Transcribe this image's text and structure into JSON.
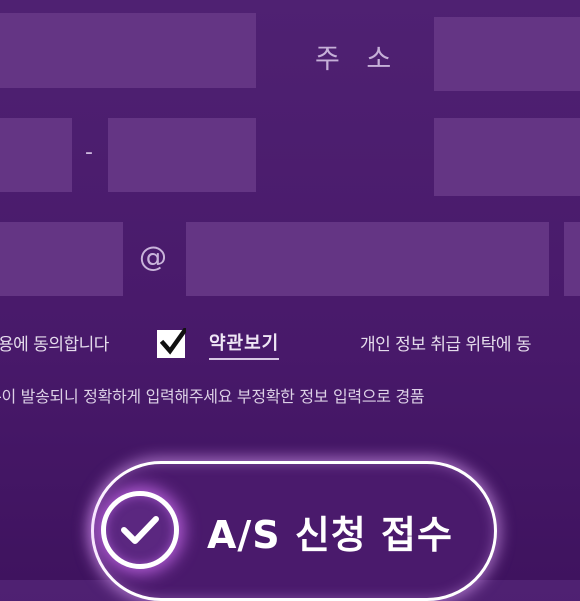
{
  "form": {
    "address_label": "주 소",
    "phone_separator": "-",
    "email_at": "@"
  },
  "consent": {
    "agree_text_left": "용에 동의합니다",
    "checkbox_checked": true,
    "terms_link": "약관보기",
    "agree_text_right": "개인 정보 취급 위탁에 동"
  },
  "notice_text": "-이 발송되니 정확하게 입력해주세요 부정확한 정보 입력으로 경품",
  "submit": {
    "label": "A/S 신청 접수",
    "icon": "check-circle-icon"
  },
  "colors": {
    "background": "#4b1c6d",
    "field": "#643584",
    "glow": "#e6aaff"
  }
}
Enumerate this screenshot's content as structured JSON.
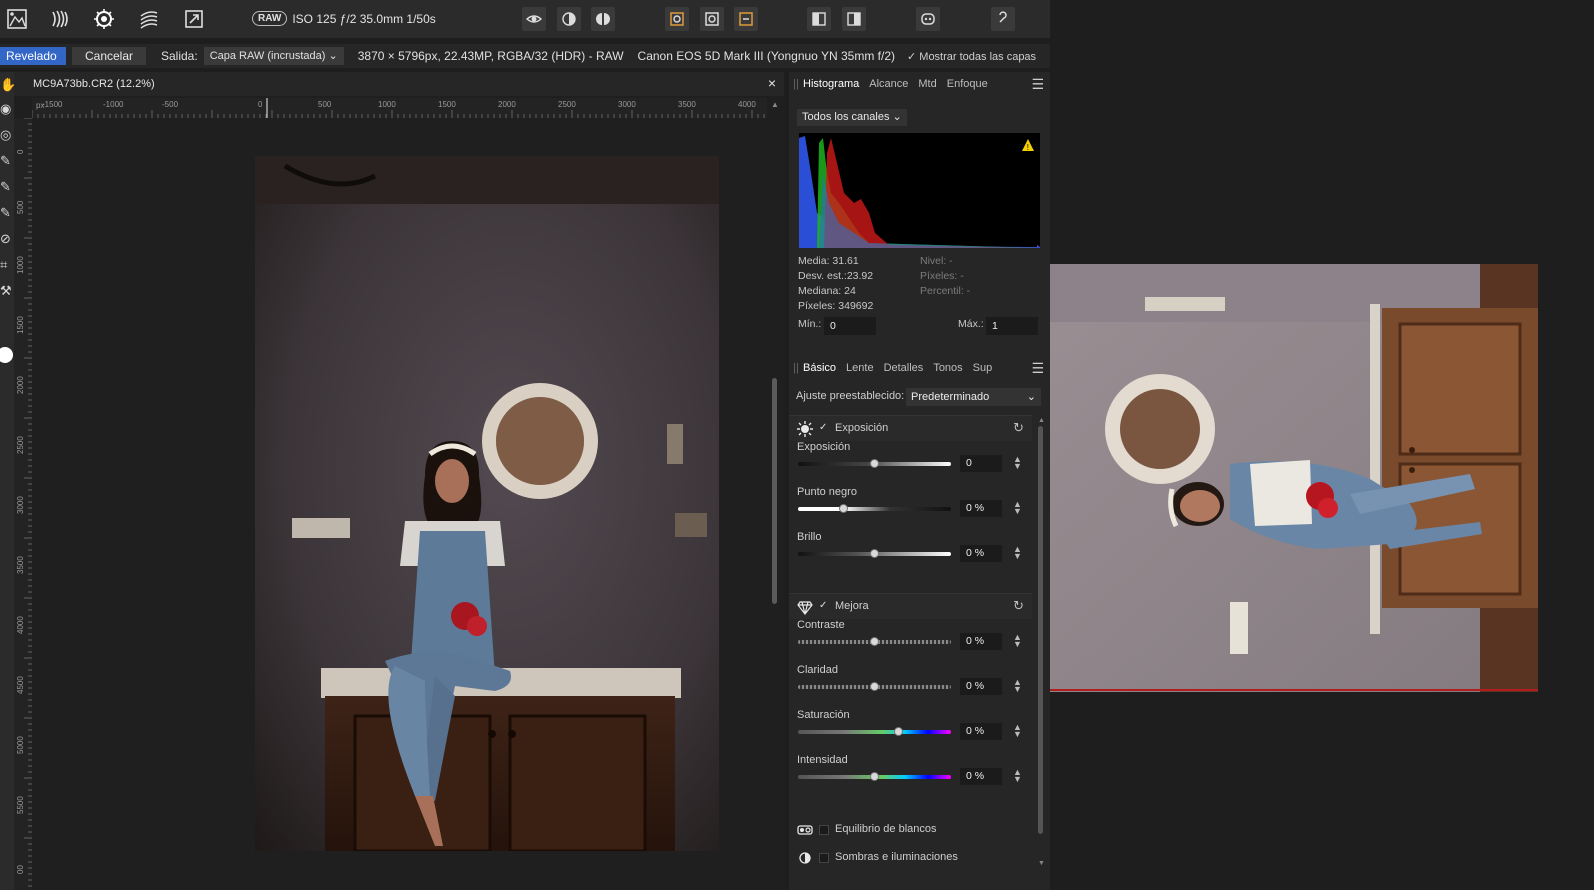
{
  "toolbar": {
    "raw_badge": "RAW",
    "exif": "ISO 125 ƒ/2 35.0mm 1/50s"
  },
  "context": {
    "develop_label": "Revelado",
    "cancel_label": "Cancelar",
    "output_label": "Salida:",
    "output_value": "Capa RAW (incrustada)",
    "image_info": "3870 × 5796px, 22.43MP, RGBA/32 (HDR) - RAW",
    "camera_info": "Canon EOS 5D Mark III (Yongnuo YN 35mm f/2)",
    "show_layers": "Mostrar todas las capas"
  },
  "document": {
    "title": "MC9A73bb.CR2 (12.2%)",
    "close": "×",
    "ruler_unit": "px",
    "h_ticks": [
      "-1500",
      "-1000",
      "-500",
      "0",
      "500",
      "1000",
      "1500",
      "2000",
      "2500",
      "3000",
      "3500",
      "4000"
    ],
    "v_ticks": [
      "0",
      "500",
      "1000",
      "1500",
      "2000",
      "2500",
      "3000",
      "3500",
      "4000",
      "4500",
      "5000",
      "5500",
      "00"
    ]
  },
  "histogram_panel": {
    "tabs": [
      "Histograma",
      "Alcance",
      "Mtd",
      "Enfoque"
    ],
    "channel": "Todos los canales",
    "stats_left": [
      "Media: 31.61",
      "Desv. est.:23.92",
      "Mediana: 24",
      "Píxeles: 349692"
    ],
    "stats_right": [
      "Nivel: -",
      "Píxeles: -",
      "Percentil: -"
    ],
    "min_label": "Mín.:",
    "min_value": "0",
    "max_label": "Máx.:",
    "max_value": "1"
  },
  "basic_panel": {
    "tabs": [
      "Básico",
      "Lente",
      "Detalles",
      "Tonos",
      "Sup"
    ],
    "preset_label": "Ajuste preestablecido:",
    "preset_value": "Predeterminado",
    "exposure_section": "Exposición",
    "enhance_section": "Mejora",
    "white_balance": "Equilibrio de blancos",
    "shadows_highlights": "Sombras e iluminaciones",
    "sliders": [
      {
        "label": "Exposición",
        "value": "0",
        "position": 0.5
      },
      {
        "label": "Punto negro",
        "value": "0 %",
        "position": 0.3
      },
      {
        "label": "Brillo",
        "value": "0 %",
        "position": 0.5
      },
      {
        "label": "Contraste",
        "value": "0 %",
        "position": 0.5
      },
      {
        "label": "Claridad",
        "value": "0 %",
        "position": 0.5
      },
      {
        "label": "Saturación",
        "value": "0 %",
        "position": 0.66
      },
      {
        "label": "Intensidad",
        "value": "0 %",
        "position": 0.5
      }
    ]
  },
  "colors": {
    "accent": "#3266c7",
    "panel_bg": "#262626",
    "toolbar_bg": "#2b2b2b"
  }
}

# [Task statement]
Check each line above for the word "JSON" and copy the ones that have it.

# [Solution to this exercise]
Transcribe this image's text and structure into JSON.
Enumerate this screenshot's content as structured JSON.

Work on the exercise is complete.